◆ Short problem ◆
Copy each line containing the word "camshaft" from the records that follow, please.

----------

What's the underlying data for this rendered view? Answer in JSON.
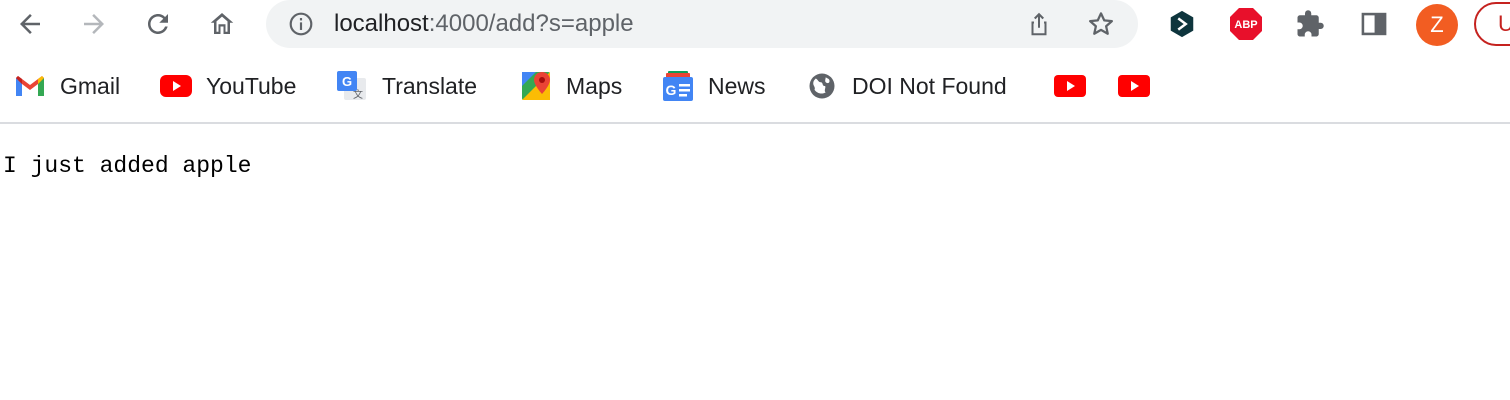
{
  "browser": {
    "url_host": "localhost",
    "url_path": ":4000/add?s=apple",
    "profile_initial": "Z",
    "update_label": "U"
  },
  "extensions": [
    {
      "name": "Dashlane"
    },
    {
      "name": "Adblock Plus",
      "badge": "ABP"
    },
    {
      "name": "Extensions"
    },
    {
      "name": "Side panel"
    }
  ],
  "bookmarks": [
    {
      "label": "Gmail",
      "icon": "gmail-icon"
    },
    {
      "label": "YouTube",
      "icon": "youtube-icon"
    },
    {
      "label": "Translate",
      "icon": "translate-icon"
    },
    {
      "label": "Maps",
      "icon": "maps-icon"
    },
    {
      "label": "News",
      "icon": "news-icon"
    },
    {
      "label": "DOI Not Found",
      "icon": "globe-icon"
    },
    {
      "label": "",
      "icon": "youtube-icon"
    },
    {
      "label": "",
      "icon": "youtube-icon"
    }
  ],
  "page": {
    "message": "I just added apple"
  },
  "colors": {
    "youtube_red": "#ff0000",
    "avatar_orange": "#f25d22",
    "omnibox_bg": "#f1f3f4"
  }
}
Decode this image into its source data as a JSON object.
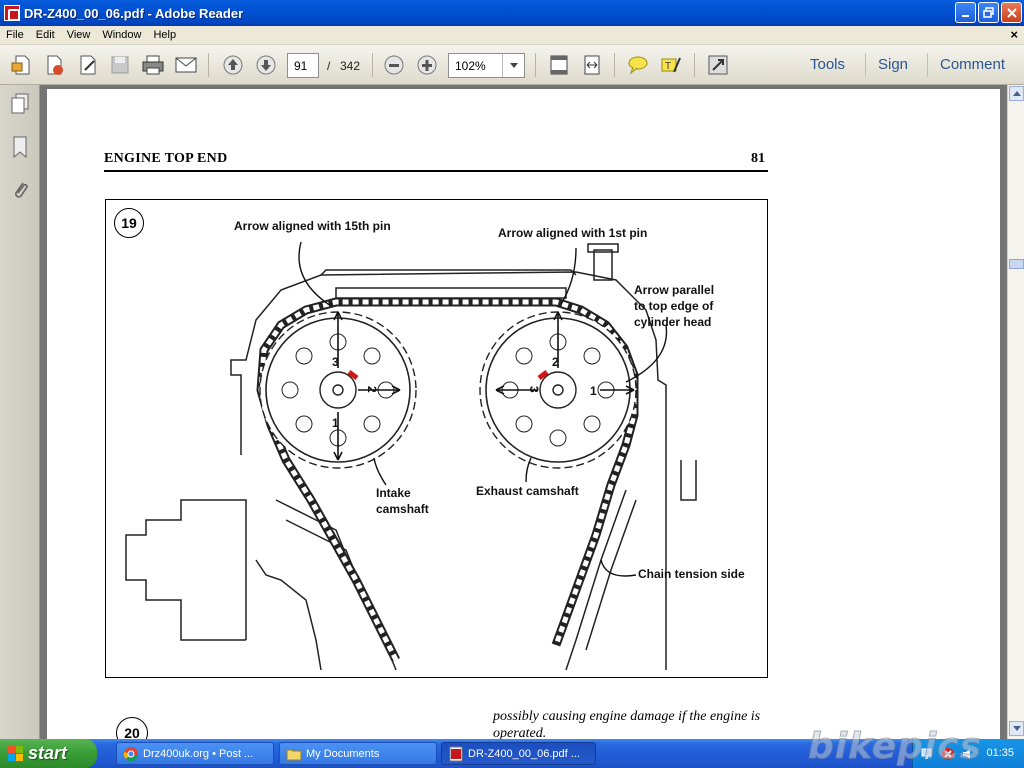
{
  "window": {
    "title": "DR-Z400_00_06.pdf - Adobe Reader",
    "minimize_icon": "minimize-icon",
    "maximize_icon": "restore-icon",
    "close_icon": "close-icon"
  },
  "menu": {
    "items": [
      "File",
      "Edit",
      "View",
      "Window",
      "Help"
    ],
    "close_glyph": "×"
  },
  "toolbar": {
    "current_page": "91",
    "page_separator": "/",
    "total_pages": "342",
    "zoom": "102%",
    "panels": [
      "Tools",
      "Sign",
      "Comment"
    ]
  },
  "document": {
    "header_title": "ENGINE TOP END",
    "page_number": "81",
    "figure_number": "19",
    "next_figure_number": "20",
    "labels": {
      "arrow_15th": "Arrow aligned with 15th pin",
      "arrow_1st": "Arrow aligned with 1st pin",
      "arrow_parallel_1": "Arrow parallel",
      "arrow_parallel_2": "to top edge of",
      "arrow_parallel_3": "cylinder head",
      "intake_1": "Intake",
      "intake_2": "camshaft",
      "exhaust": "Exhaust camshaft",
      "tension": "Chain tension side",
      "n1": "1",
      "n2": "2",
      "n3": "3"
    },
    "body_text": "possibly causing engine damage if the engine is operated."
  },
  "taskbar": {
    "start_label": "start",
    "tasks": [
      {
        "label": "Drz400uk.org • Post ...",
        "icon": "chrome-icon"
      },
      {
        "label": "My Documents",
        "icon": "folder-icon"
      },
      {
        "label": "DR-Z400_00_06.pdf ...",
        "icon": "pdf-icon"
      }
    ],
    "clock": "01:35"
  },
  "watermark": "bikepics",
  "colors": {
    "titlebar": "#0050d0",
    "taskbar": "#225ed8",
    "start": "#389c35",
    "link": "#2b5590",
    "doc_background": "#747474",
    "timing_mark": "#d01818"
  }
}
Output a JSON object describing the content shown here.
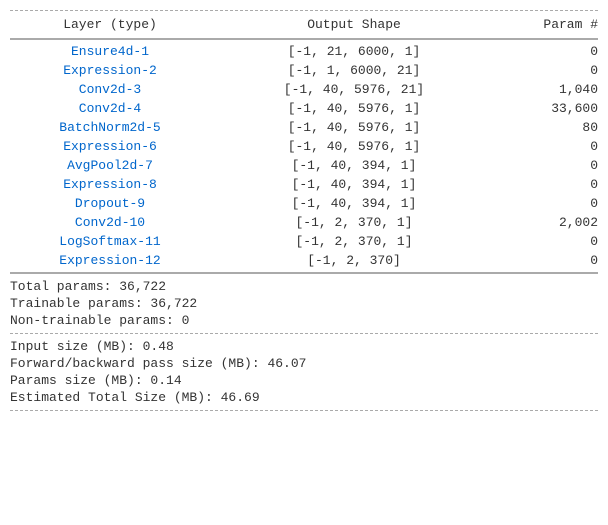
{
  "header": {
    "col_layer": "Layer (type)",
    "col_shape": "Output Shape",
    "col_param": "Param #"
  },
  "rows": [
    {
      "layer": "Ensure4d-1",
      "shape": "[-1, 21, 6000, 1]",
      "param": "0"
    },
    {
      "layer": "Expression-2",
      "shape": "[-1, 1, 6000, 21]",
      "param": "0"
    },
    {
      "layer": "Conv2d-3",
      "shape": "[-1, 40, 5976, 21]",
      "param": "1,040"
    },
    {
      "layer": "Conv2d-4",
      "shape": "[-1, 40, 5976, 1]",
      "param": "33,600"
    },
    {
      "layer": "BatchNorm2d-5",
      "shape": "[-1, 40, 5976, 1]",
      "param": "80"
    },
    {
      "layer": "Expression-6",
      "shape": "[-1, 40, 5976, 1]",
      "param": "0"
    },
    {
      "layer": "AvgPool2d-7",
      "shape": "[-1, 40, 394, 1]",
      "param": "0"
    },
    {
      "layer": "Expression-8",
      "shape": "[-1, 40, 394, 1]",
      "param": "0"
    },
    {
      "layer": "Dropout-9",
      "shape": "[-1, 40, 394, 1]",
      "param": "0"
    },
    {
      "layer": "Conv2d-10",
      "shape": "[-1, 2, 370, 1]",
      "param": "2,002"
    },
    {
      "layer": "LogSoftmax-11",
      "shape": "[-1, 2, 370, 1]",
      "param": "0"
    },
    {
      "layer": "Expression-12",
      "shape": "[-1, 2, 370]",
      "param": "0"
    }
  ],
  "summary": {
    "total": "Total params: 36,722",
    "trainable": "Trainable params: 36,722",
    "non_train": "Non-trainable params: 0"
  },
  "info": {
    "input_size": "Input size (MB): 0.48",
    "fwd_bwd": "Forward/backward pass size (MB): 46.07",
    "params_size": "Params size (MB): 0.14",
    "total_size": "Estimated Total Size (MB): 46.69"
  }
}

----------

◆ The reply ◆
      "intake_2": "camshaft",
      "exhaust": "Exhaust camshaft",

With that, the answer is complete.